── Records provided ──
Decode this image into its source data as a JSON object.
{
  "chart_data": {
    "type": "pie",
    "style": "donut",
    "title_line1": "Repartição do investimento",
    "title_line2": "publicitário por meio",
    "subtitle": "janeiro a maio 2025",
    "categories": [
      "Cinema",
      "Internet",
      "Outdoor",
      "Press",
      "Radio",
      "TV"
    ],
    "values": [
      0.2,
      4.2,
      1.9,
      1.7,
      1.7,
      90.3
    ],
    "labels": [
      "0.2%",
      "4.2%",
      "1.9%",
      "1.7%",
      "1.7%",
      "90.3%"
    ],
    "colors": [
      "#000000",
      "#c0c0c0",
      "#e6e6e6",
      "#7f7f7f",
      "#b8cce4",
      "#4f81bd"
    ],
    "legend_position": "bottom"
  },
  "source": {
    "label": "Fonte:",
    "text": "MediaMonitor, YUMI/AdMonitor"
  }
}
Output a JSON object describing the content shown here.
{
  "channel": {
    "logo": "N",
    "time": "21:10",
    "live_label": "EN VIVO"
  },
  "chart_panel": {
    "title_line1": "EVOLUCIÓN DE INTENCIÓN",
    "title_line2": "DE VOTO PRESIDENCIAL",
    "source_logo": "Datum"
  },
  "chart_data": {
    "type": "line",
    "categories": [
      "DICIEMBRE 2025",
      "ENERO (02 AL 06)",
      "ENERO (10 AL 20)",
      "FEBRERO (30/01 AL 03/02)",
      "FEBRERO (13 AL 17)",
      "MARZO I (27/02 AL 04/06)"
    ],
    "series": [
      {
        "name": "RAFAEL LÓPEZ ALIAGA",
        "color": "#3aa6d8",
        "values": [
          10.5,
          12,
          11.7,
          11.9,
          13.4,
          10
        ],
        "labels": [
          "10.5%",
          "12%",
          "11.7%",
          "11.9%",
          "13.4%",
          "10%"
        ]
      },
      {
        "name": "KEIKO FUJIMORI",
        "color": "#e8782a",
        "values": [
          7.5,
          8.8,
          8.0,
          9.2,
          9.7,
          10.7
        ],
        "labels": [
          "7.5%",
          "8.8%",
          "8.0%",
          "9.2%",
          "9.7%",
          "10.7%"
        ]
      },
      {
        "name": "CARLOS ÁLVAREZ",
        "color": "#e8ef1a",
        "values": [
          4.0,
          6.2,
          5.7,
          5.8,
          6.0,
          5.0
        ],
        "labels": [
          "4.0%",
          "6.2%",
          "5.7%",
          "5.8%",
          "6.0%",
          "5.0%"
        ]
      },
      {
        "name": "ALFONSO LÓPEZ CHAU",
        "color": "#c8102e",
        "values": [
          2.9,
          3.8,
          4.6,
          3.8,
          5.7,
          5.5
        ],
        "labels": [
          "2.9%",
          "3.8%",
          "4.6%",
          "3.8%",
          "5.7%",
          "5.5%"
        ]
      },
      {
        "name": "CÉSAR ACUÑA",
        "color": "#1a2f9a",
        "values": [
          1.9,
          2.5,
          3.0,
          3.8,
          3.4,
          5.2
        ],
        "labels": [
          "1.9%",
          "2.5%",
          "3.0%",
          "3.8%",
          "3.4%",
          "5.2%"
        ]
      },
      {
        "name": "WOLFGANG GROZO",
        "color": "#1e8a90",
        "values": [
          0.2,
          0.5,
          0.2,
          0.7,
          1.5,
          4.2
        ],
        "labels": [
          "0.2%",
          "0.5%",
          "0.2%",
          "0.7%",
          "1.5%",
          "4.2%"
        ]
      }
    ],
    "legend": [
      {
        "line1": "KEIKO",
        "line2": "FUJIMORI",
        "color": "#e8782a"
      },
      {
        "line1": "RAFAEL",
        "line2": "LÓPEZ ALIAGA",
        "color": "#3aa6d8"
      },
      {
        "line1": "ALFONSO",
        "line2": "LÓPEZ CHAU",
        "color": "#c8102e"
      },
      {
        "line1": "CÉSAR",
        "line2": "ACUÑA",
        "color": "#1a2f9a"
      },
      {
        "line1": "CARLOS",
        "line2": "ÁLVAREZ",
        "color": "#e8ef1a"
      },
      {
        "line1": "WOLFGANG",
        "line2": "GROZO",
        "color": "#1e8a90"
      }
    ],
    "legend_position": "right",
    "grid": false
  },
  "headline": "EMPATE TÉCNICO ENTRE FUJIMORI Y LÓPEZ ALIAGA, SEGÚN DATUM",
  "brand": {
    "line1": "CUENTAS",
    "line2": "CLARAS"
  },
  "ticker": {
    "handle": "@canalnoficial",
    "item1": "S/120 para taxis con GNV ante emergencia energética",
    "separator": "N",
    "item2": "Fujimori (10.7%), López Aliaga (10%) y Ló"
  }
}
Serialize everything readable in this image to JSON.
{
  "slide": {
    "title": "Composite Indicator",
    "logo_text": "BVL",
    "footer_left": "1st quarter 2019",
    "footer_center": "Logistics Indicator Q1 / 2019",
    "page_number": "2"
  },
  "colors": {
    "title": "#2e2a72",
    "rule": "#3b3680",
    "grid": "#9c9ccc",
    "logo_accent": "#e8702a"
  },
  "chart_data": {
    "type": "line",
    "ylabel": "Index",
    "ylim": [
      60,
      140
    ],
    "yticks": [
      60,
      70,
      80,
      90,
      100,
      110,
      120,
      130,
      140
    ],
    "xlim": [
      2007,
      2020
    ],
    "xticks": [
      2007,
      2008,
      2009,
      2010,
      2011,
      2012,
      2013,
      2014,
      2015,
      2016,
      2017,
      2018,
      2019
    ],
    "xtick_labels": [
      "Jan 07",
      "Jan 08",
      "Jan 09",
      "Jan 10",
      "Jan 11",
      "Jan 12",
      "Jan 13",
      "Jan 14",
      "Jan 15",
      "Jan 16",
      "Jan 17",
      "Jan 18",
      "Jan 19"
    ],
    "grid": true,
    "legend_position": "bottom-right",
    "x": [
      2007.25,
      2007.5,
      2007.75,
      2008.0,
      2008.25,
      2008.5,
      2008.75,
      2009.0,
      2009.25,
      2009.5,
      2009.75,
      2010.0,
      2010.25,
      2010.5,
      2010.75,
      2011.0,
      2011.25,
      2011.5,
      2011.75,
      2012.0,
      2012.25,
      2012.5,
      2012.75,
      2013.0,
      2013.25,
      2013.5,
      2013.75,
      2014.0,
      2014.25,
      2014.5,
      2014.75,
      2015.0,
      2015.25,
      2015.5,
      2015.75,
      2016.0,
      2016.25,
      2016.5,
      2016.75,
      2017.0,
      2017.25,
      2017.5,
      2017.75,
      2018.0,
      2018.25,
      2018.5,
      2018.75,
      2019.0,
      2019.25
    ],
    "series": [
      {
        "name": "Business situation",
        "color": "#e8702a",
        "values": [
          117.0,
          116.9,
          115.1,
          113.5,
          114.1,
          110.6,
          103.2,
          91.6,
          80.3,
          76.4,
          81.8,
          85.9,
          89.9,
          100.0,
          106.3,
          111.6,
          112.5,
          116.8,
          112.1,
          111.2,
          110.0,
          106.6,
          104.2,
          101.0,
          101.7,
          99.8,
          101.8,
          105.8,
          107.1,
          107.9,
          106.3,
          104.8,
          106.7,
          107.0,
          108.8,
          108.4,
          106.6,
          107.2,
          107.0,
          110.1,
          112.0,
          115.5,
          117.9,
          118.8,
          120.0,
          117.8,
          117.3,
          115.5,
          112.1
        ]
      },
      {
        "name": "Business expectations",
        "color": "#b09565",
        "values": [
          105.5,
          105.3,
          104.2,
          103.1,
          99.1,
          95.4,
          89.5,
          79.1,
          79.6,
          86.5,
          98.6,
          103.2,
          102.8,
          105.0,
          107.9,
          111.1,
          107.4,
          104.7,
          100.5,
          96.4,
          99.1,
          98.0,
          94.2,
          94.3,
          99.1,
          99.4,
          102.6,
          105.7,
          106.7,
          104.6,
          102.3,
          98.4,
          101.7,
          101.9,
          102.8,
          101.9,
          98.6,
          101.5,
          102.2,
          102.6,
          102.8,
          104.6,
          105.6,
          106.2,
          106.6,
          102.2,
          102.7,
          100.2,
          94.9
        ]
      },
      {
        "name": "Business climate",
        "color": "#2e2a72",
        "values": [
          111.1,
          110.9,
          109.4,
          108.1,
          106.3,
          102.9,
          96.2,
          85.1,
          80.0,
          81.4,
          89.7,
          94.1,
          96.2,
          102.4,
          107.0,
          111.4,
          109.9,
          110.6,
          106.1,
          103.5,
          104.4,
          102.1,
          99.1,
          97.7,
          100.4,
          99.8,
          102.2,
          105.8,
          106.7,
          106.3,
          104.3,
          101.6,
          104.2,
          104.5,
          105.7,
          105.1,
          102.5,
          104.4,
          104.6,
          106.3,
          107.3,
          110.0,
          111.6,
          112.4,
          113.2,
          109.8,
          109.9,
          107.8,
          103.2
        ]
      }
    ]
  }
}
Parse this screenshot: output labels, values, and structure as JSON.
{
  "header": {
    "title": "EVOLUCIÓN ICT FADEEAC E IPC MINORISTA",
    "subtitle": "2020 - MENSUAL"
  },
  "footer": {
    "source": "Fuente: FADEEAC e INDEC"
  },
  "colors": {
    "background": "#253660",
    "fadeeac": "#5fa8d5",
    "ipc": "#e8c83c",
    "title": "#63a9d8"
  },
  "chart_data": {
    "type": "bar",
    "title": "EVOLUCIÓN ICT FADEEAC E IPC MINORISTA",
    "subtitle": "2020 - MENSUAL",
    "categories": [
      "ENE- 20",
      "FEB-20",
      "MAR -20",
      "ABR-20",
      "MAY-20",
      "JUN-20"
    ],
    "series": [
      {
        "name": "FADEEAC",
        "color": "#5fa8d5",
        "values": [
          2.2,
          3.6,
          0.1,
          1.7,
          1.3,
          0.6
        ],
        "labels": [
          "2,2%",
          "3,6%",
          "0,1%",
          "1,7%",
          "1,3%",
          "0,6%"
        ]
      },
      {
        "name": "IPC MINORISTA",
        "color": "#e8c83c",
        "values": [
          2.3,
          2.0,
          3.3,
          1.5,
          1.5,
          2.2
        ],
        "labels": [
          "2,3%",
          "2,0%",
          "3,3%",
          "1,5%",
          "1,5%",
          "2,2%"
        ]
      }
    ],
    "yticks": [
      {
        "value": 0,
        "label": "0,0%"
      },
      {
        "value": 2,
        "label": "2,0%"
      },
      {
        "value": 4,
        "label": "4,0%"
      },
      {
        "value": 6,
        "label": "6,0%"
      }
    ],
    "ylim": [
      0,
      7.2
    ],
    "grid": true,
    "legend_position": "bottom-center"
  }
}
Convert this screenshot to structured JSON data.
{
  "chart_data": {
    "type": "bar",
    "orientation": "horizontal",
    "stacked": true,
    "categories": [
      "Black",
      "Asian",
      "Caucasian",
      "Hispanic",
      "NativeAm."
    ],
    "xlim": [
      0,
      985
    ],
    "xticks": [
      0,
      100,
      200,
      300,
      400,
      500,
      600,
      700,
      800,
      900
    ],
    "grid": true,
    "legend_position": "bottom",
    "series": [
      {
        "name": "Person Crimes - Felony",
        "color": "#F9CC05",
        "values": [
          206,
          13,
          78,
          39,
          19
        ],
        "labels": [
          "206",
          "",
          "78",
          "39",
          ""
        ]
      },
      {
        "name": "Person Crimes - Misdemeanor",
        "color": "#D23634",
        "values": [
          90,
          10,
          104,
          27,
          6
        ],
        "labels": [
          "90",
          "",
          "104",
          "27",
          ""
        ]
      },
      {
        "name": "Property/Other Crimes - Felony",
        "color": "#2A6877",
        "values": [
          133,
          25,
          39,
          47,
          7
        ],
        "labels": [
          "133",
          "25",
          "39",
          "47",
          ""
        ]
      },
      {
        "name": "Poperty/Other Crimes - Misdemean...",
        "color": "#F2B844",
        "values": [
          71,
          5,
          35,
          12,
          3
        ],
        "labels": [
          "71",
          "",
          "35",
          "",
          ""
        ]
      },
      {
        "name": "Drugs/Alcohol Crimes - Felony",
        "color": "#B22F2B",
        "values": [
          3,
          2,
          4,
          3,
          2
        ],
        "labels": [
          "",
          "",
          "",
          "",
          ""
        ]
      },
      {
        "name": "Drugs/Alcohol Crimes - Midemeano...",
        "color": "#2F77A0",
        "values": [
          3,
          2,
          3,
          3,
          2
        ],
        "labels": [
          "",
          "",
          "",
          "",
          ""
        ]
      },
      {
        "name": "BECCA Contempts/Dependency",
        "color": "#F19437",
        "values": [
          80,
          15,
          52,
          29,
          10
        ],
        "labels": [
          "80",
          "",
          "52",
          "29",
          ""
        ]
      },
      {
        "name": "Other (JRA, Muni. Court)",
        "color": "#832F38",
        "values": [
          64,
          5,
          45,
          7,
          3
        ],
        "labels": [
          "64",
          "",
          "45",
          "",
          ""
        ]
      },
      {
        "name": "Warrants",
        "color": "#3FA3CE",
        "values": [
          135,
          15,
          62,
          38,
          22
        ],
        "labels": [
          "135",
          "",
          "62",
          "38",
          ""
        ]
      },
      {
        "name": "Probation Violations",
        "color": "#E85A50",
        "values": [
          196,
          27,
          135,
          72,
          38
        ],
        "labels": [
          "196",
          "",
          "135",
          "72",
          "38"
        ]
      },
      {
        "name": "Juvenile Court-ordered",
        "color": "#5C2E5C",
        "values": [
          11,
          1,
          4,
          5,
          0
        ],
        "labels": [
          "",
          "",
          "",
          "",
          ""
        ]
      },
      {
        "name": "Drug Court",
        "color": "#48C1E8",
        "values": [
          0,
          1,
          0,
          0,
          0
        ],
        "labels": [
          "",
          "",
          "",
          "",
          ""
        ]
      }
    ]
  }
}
───
# Task description
From the records given above, copy all lines containing "subtitle".

# Response to the task
    "subtitle": "janeiro a maio 2025",
    "subtitle": "2020 - MENSUAL"
    "subtitle": "2020 - MENSUAL",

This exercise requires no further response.